## Exercise set
[a] In the blog excerpt, translate this sentence into Spanish: "Everyone else is off at some lecture on campus."
[b] Continue the blog excerpt from its final sentence, "Everyone else is off at some lecture on campus."

## Excerpted passage
────────

Life's good, I'm tired, and I have some faith is my skills as a programmer. When it goes well, it goes really well.

maandag, juni 05, 2006

PostSecret



The thing about PostSecret is that so often it feels like the cards could have been written by me. The secrets are so universal, and it honestly makes me feel better to know I'm not the only one.

donderdag, juni 01, 2006

Not Alone, Just On My Own

My desk looks more and more like someone actually works at it--piled high with planning documents, sketches, logbooks, reference books, old coffee cups. There's a huge purple crocodile balanced between my moniter and that of the guy (what on earth is his name again?) who has the other desk in the pair. Usually in the office there's me, Arno, Martijn, Evert-Jan, Ewout, and Gregor--the only ones I know at all so far are Martijn (because we're working on the project together) and Arno (yesterday he had lunch with me and Martijn). Right now, it's just me. Everyone else is off at some lecture on campus.

────────

## Given data
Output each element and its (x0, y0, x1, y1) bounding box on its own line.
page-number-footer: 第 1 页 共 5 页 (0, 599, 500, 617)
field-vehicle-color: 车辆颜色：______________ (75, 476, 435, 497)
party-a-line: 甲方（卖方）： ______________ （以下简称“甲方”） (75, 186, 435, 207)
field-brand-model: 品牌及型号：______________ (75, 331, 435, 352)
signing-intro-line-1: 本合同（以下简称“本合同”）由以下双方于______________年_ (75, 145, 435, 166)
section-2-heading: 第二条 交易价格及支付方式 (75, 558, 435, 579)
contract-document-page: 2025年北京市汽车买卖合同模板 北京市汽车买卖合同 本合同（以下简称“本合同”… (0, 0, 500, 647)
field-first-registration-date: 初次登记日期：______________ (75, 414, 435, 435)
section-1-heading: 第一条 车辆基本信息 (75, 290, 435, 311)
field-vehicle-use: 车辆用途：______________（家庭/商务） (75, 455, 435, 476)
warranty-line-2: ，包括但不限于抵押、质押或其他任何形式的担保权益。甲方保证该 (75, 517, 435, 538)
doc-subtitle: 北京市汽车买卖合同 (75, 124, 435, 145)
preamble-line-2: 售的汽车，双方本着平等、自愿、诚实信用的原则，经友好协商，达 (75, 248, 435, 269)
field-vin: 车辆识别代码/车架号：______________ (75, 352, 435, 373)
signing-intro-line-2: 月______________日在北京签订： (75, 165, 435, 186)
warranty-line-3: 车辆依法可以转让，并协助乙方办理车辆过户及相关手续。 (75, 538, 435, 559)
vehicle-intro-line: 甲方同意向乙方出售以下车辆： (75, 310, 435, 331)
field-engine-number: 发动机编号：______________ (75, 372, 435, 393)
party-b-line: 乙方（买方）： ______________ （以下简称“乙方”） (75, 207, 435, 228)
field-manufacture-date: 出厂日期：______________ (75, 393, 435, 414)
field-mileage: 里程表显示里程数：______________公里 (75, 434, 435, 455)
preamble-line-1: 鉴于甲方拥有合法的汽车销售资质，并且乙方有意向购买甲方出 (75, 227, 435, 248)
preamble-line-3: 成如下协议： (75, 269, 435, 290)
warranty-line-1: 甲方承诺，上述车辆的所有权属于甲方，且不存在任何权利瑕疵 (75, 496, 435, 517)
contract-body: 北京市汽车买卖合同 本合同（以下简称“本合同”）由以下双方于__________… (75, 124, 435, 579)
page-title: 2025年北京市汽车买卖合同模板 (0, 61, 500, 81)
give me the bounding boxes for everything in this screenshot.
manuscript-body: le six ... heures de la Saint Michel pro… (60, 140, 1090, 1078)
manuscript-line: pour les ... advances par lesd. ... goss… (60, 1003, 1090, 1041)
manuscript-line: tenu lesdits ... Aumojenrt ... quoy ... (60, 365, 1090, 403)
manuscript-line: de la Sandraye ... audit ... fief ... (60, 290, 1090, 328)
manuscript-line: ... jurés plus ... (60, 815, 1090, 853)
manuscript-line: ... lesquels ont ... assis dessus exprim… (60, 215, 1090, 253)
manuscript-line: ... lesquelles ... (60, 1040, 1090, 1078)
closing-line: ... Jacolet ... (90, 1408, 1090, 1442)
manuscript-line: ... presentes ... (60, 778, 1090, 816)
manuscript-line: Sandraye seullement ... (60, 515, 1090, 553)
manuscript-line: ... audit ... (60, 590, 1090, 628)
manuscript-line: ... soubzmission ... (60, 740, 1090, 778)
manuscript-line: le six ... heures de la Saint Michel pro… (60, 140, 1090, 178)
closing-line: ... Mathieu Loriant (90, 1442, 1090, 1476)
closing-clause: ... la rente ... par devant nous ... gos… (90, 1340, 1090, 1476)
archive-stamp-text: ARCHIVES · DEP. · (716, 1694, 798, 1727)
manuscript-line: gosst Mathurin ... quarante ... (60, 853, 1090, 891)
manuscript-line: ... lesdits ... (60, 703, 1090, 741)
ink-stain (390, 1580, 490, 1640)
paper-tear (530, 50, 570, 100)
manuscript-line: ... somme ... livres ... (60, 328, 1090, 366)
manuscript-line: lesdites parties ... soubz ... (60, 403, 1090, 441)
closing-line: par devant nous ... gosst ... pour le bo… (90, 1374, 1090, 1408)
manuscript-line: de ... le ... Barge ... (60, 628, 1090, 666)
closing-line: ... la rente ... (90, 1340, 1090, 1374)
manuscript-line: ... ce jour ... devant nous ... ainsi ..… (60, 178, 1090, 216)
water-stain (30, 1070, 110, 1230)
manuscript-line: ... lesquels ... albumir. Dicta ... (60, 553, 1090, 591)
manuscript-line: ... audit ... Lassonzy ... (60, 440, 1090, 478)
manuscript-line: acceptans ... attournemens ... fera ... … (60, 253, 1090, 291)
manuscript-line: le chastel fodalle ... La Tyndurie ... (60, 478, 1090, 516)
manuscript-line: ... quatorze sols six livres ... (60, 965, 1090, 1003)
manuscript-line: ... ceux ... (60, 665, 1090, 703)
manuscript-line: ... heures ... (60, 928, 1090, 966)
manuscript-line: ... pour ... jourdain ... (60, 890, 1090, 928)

────────

## Answer set
[a] Todos los demás están en alguna conferencia en el campus.

[b]
Life is falling into a pattern. I wake up around 6:45 (jet lag is an amazing thing--I wonder how long these early mornings will last), try to fall asleep again for a few minutes, grab my computer and talk to Lindsay till I have to actually get up (often a bit longer), get ready, grab breakfast, and walk to work. Work all morning, Martijn and I go to lunch together, talk about life and work over lunch, then walk back to building 46 to keep working. Sometime around six I knock off and head home. Kill time reading, finishing my incomplete, fooling around on the internet...and talk to Lindsay until either he has to do something productive or I have to sleep.


After lunch today, Martijn and I took the time to walk around the lake with Jos and Andrei (two guys from research we ate lunch with). It was cold, windy, and beautiful. We talked about engineering, school, various majors. The nonsensical placement of a four-story parking garage right on the edge of the lake, instead of by the highway.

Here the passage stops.